— Start of Records shown —

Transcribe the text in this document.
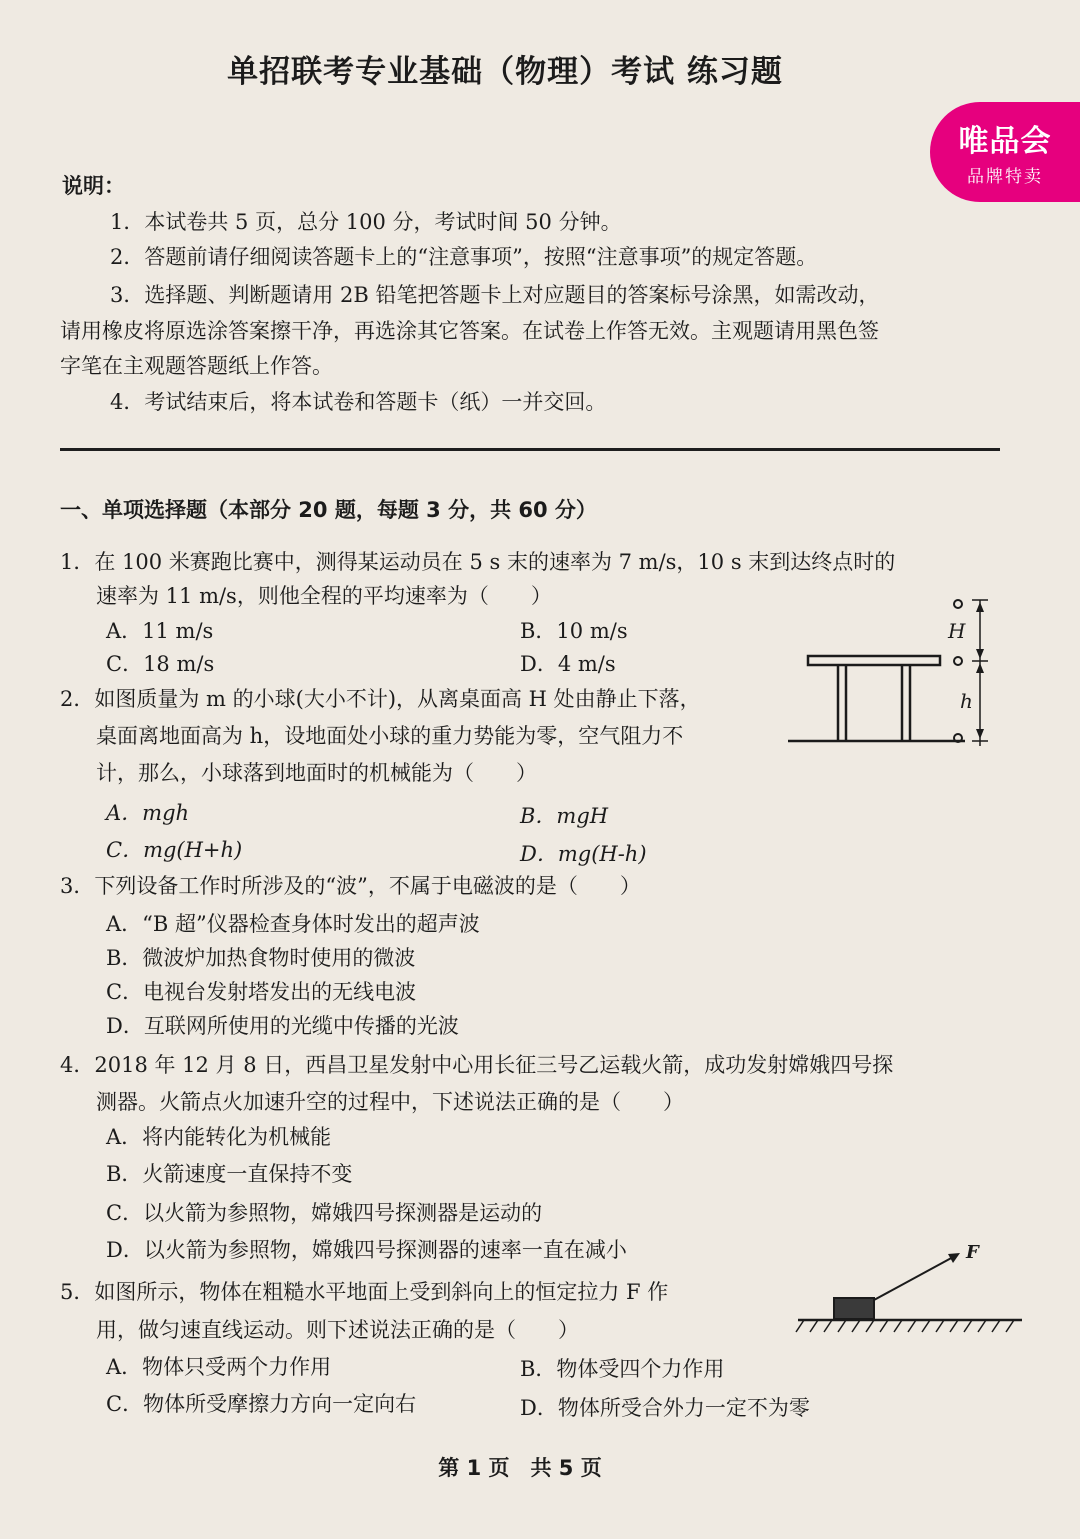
单招联考专业基础（物理）考试 练习题
唯品会
品牌特卖
说明：
1．本试卷共 5 页，总分 100 分，考试时间 50 分钟。
2．答题前请仔细阅读答题卡上的“注意事项”，按照“注意事项”的规定答题。
3．选择题、判断题请用 2B 铅笔把答题卡上对应题目的答案标号涂黑，如需改动，
请用橡皮将原选涂答案擦干净，再选涂其它答案。在试卷上作答无效。主观题请用黑色签
字笔在主观题答题纸上作答。
4．考试结束后，将本试卷和答题卡（纸）一并交回。
一、单项选择题（本部分 20 题，每题 3 分，共 60 分）
1．在 100 米赛跑比赛中，测得某运动员在 5 s 末的速率为 7 m/s，10 s 末到达终点时的
速率为 11 m/s，则他全程的平均速率为（　　）
A．11 m/s	B．10 m/s
C．18 m/s	D．4 m/s
2．如图质量为 m 的小球(大小不计)，从离桌面高 H 处由静止下落，
桌面离地面高为 h，设地面处小球的重力势能为零，空气阻力不
计，那么，小球落到地面时的机械能为（　　）
A．mgh	B．mgH
C．mg(H+h)	D．mg(H-h)
H
h
3．下列设备工作时所涉及的“波”，不属于电磁波的是（　　）
A．“B 超”仪器检查身体时发出的超声波
B．微波炉加热食物时使用的微波
C．电视台发射塔发出的无线电波
D．互联网所使用的光缆中传播的光波
4．2018 年 12 月 8 日，西昌卫星发射中心用长征三号乙运载火箭，成功发射嫦娥四号探
测器。火箭点火加速升空的过程中，下述说法正确的是（　　）
A．将内能转化为机械能
B．火箭速度一直保持不变
C．以火箭为参照物，嫦娥四号探测器是运动的
D．以火箭为参照物，嫦娥四号探测器的速率一直在减小
5．如图所示，物体在粗糙水平地面上受到斜向上的恒定拉力 F 作
用，做匀速直线运动。则下述说法正确的是（　　）
A．物体只受两个力作用	B．物体受四个力作用
C．物体所受摩擦力方向一定向右	D．物体所受合外力一定不为零
F
第 1 页　共 5 页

— End of Records shown —

Exercise requirements: Copy each line of the records precisely and drop any images they hold.

Response:
Transcribe the text in this document.
单招联考专业基础（物理）考试 练习题
唯品会
品牌特卖
说明：
1．本试卷共 5 页，总分 100 分，考试时间 50 分钟。
2．答题前请仔细阅读答题卡上的“注意事项”，按照“注意事项”的规定答题。
3．选择题、判断题请用 2B 铅笔把答题卡上对应题目的答案标号涂黑，如需改动，
请用橡皮将原选涂答案擦干净，再选涂其它答案。在试卷上作答无效。主观题请用黑色签
字笔在主观题答题纸上作答。
4．考试结束后，将本试卷和答题卡（纸）一并交回。
一、单项选择题（本部分 20 题，每题 3 分，共 60 分）
1．在 100 米赛跑比赛中，测得某运动员在 5 s 末的速率为 7 m/s，10 s 末到达终点时的
速率为 11 m/s，则他全程的平均速率为（　　）
A．11 m/s	B．10 m/s
C．18 m/s	D．4 m/s
2．如图质量为 m 的小球(大小不计)，从离桌面高 H 处由静止下落，
桌面离地面高为 h，设地面处小球的重力势能为零，空气阻力不
计，那么，小球落到地面时的机械能为（　　）
A．mgh	B．mgH
C．mg(H+h)	D．mg(H-h)
H
h
3．下列设备工作时所涉及的“波”，不属于电磁波的是（　　）
A．“B 超”仪器检查身体时发出的超声波
B．微波炉加热食物时使用的微波
C．电视台发射塔发出的无线电波
D．互联网所使用的光缆中传播的光波
4．2018 年 12 月 8 日，西昌卫星发射中心用长征三号乙运载火箭，成功发射嫦娥四号探
测器。火箭点火加速升空的过程中，下述说法正确的是（　　）
A．将内能转化为机械能
B．火箭速度一直保持不变
C．以火箭为参照物，嫦娥四号探测器是运动的
D．以火箭为参照物，嫦娥四号探测器的速率一直在减小
5．如图所示，物体在粗糙水平地面上受到斜向上的恒定拉力 F 作
用，做匀速直线运动。则下述说法正确的是（　　）
A．物体只受两个力作用	B．物体受四个力作用
C．物体所受摩擦力方向一定向右	D．物体所受合外力一定不为零
F
第 1 页　共 5 页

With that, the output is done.